- TASK TO CARRY OUT -
Write out the material again exactly, please, and omit the pictures.
— Start of DATA SHOWN —
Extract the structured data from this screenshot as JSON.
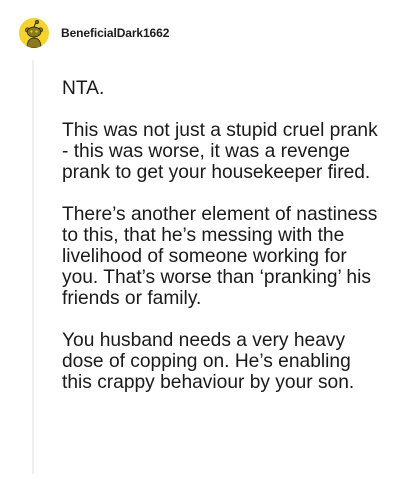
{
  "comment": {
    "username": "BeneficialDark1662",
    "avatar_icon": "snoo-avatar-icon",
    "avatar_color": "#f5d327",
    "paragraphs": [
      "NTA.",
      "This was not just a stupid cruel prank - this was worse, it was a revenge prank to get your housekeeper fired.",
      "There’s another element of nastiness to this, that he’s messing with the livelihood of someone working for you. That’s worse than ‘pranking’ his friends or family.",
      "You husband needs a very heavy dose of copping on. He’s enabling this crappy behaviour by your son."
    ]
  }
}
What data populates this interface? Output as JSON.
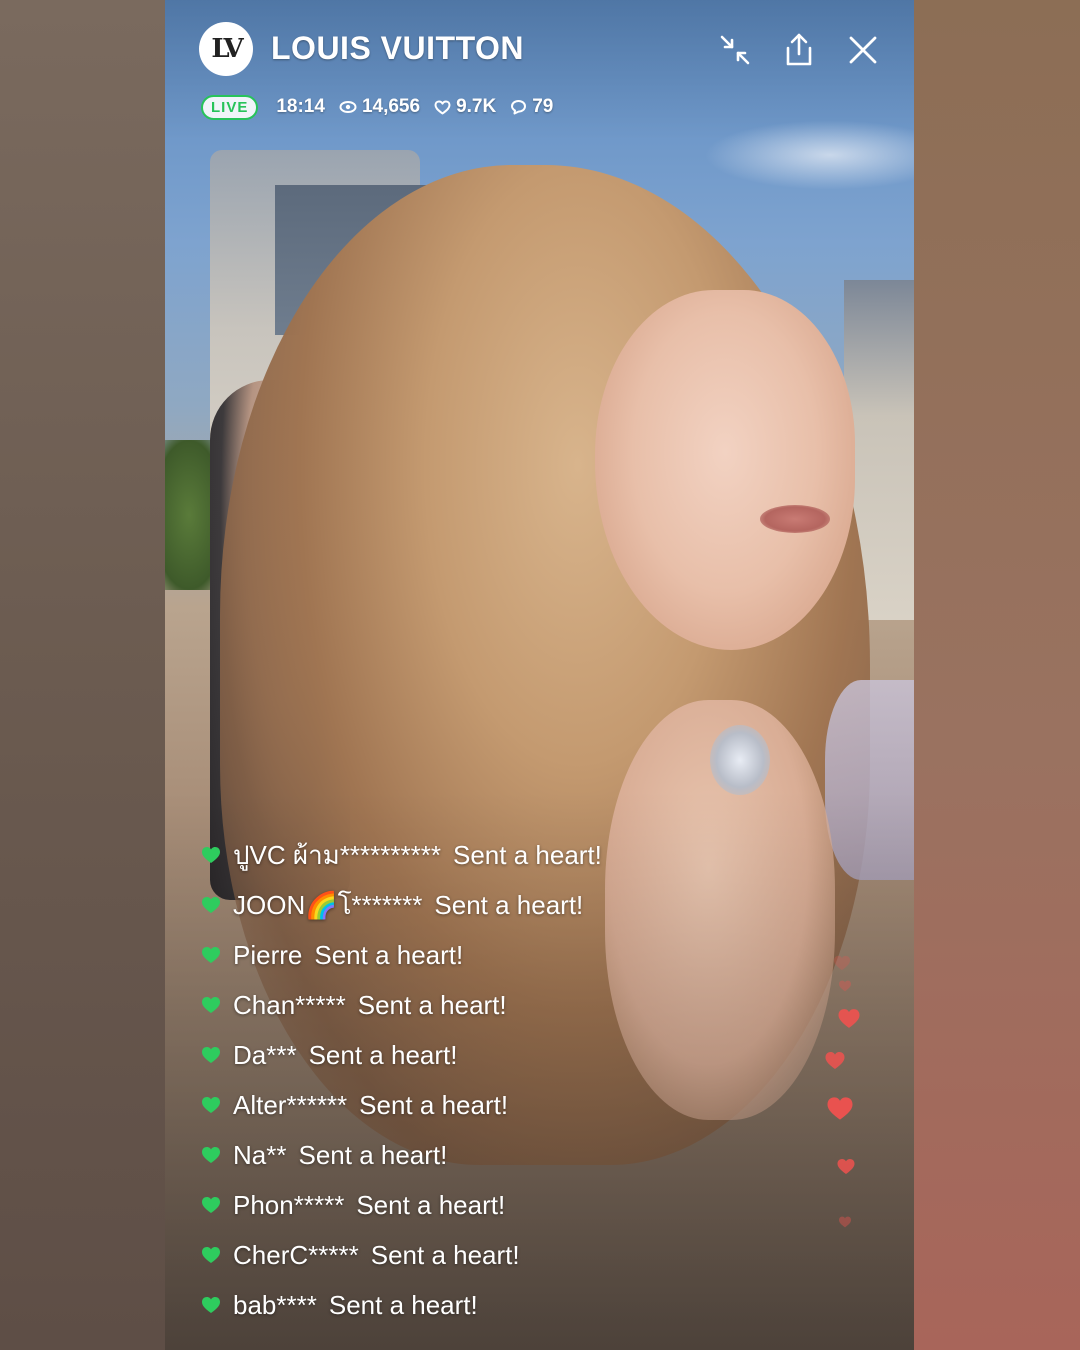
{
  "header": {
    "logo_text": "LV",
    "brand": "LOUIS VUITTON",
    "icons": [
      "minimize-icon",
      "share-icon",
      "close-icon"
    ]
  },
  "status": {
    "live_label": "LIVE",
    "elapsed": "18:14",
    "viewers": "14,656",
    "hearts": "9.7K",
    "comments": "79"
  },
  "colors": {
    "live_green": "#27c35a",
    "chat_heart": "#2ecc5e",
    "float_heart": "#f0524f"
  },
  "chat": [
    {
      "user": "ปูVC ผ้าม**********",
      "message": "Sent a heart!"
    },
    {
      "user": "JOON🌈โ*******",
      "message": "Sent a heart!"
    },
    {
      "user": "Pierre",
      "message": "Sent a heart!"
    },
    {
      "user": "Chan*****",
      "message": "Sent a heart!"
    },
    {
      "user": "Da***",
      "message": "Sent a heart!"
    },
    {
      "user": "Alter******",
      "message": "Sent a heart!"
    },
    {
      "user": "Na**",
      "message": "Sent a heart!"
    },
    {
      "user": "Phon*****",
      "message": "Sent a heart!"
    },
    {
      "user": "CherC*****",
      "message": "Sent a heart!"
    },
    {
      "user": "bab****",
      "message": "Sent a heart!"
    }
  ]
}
— End of DATA SHOWN —
- THE OUTPUT -
Extract the structured data from this screenshot as JSON.
{
  "comment": {
    "username": "BeneficialDark1662",
    "avatar_icon": "snoo-avatar-icon",
    "avatar_color": "#f5d327",
    "paragraphs": [
      "NTA.",
      "This was not just a stupid cruel prank - this was worse, it was a revenge prank to get your housekeeper fired.",
      "There’s another element of nastiness to this, that he’s messing with the livelihood of someone working for you. That’s worse than ‘pranking’ his friends or family.",
      "You husband needs a very heavy dose of copping on. He’s enabling this crappy behaviour by your son."
    ]
  }
}
What data populates this interface? Output as JSON.
{
  "header": {
    "logo_text": "LV",
    "brand": "LOUIS VUITTON",
    "icons": [
      "minimize-icon",
      "share-icon",
      "close-icon"
    ]
  },
  "status": {
    "live_label": "LIVE",
    "elapsed": "18:14",
    "viewers": "14,656",
    "hearts": "9.7K",
    "comments": "79"
  },
  "colors": {
    "live_green": "#27c35a",
    "chat_heart": "#2ecc5e",
    "float_heart": "#f0524f"
  },
  "chat": [
    {
      "user": "ปูVC ผ้าม**********",
      "message": "Sent a heart!"
    },
    {
      "user": "JOON🌈โ*******",
      "message": "Sent a heart!"
    },
    {
      "user": "Pierre",
      "message": "Sent a heart!"
    },
    {
      "user": "Chan*****",
      "message": "Sent a heart!"
    },
    {
      "user": "Da***",
      "message": "Sent a heart!"
    },
    {
      "user": "Alter******",
      "message": "Sent a heart!"
    },
    {
      "user": "Na**",
      "message": "Sent a heart!"
    },
    {
      "user": "Phon*****",
      "message": "Sent a heart!"
    },
    {
      "user": "CherC*****",
      "message": "Sent a heart!"
    },
    {
      "user": "bab****",
      "message": "Sent a heart!"
    }
  ]
}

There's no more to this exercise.